Start of ROWS

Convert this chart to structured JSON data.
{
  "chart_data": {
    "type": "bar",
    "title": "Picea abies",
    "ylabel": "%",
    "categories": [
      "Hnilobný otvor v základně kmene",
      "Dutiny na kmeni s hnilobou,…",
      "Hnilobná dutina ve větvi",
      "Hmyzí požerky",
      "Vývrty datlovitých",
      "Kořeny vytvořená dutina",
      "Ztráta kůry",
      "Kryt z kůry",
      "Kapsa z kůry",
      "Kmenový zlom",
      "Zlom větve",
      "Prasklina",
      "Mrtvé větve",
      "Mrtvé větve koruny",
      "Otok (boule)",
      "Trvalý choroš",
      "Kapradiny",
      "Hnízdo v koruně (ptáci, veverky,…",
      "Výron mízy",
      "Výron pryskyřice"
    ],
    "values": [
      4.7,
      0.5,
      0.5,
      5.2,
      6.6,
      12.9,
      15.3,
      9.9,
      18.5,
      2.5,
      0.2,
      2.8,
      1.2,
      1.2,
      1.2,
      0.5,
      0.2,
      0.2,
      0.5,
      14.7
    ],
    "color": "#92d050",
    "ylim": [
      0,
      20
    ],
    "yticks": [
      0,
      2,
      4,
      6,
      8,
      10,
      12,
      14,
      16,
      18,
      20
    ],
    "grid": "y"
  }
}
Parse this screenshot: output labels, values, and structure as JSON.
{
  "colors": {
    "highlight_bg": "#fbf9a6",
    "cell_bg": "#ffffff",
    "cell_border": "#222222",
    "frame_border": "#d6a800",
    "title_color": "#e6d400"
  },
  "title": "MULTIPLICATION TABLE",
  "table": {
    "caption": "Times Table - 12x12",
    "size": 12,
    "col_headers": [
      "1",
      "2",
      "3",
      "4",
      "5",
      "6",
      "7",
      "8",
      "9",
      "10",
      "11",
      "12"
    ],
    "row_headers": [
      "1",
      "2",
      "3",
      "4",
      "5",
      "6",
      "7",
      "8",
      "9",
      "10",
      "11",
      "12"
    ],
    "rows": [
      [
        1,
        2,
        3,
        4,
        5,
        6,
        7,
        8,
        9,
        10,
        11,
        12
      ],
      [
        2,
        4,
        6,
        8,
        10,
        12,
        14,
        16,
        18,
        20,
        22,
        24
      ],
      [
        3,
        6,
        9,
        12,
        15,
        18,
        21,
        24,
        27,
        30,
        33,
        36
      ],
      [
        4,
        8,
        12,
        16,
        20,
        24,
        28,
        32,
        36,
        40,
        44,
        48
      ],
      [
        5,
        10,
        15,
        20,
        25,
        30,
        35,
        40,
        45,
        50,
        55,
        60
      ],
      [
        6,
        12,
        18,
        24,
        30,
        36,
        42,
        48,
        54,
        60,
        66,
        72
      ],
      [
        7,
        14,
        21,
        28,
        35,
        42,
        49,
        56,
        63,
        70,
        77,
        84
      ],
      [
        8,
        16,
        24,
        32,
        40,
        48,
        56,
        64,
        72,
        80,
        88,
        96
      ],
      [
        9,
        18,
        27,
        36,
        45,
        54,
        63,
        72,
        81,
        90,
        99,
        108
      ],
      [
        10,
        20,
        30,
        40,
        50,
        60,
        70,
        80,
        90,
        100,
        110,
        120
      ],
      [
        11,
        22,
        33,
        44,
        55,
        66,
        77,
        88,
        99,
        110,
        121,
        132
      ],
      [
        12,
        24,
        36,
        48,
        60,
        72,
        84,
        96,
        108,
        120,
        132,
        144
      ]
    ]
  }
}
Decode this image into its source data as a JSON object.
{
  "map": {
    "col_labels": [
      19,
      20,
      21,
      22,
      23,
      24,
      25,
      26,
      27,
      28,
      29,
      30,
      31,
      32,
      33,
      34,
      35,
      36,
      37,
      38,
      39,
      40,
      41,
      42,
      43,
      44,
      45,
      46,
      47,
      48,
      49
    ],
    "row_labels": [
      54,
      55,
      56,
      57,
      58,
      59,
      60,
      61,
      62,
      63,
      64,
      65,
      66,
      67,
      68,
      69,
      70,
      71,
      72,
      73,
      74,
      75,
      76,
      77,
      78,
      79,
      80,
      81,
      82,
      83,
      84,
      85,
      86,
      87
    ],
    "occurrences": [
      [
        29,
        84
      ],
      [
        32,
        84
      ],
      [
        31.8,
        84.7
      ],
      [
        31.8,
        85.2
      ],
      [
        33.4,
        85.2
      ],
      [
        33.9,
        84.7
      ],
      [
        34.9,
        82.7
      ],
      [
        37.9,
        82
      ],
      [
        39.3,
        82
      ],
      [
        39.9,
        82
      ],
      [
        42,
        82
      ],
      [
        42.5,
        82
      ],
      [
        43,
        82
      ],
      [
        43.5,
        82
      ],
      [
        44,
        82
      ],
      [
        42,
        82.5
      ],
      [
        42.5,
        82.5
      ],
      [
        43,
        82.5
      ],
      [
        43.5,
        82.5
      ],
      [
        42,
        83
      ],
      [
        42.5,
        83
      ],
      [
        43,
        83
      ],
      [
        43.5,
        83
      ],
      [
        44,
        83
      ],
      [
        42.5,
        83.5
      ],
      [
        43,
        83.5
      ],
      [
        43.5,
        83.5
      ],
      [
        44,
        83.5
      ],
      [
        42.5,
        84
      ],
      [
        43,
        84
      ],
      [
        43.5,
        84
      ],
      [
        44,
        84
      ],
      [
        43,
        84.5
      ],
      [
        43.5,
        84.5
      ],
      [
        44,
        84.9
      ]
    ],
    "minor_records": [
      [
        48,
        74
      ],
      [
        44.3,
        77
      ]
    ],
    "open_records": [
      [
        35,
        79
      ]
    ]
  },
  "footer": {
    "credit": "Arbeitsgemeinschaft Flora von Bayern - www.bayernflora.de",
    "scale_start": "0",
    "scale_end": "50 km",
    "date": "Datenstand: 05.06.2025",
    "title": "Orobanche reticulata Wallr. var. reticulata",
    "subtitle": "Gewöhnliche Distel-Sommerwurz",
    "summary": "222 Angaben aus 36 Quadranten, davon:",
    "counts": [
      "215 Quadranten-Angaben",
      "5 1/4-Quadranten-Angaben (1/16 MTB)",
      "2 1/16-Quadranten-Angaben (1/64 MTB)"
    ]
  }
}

End of ROWS

* **WORK INSTRUCTIONS**
Your answer should be a single number: the count of lines containing the word "values".

* **SOLUTION TO THIS PROBLEM**
2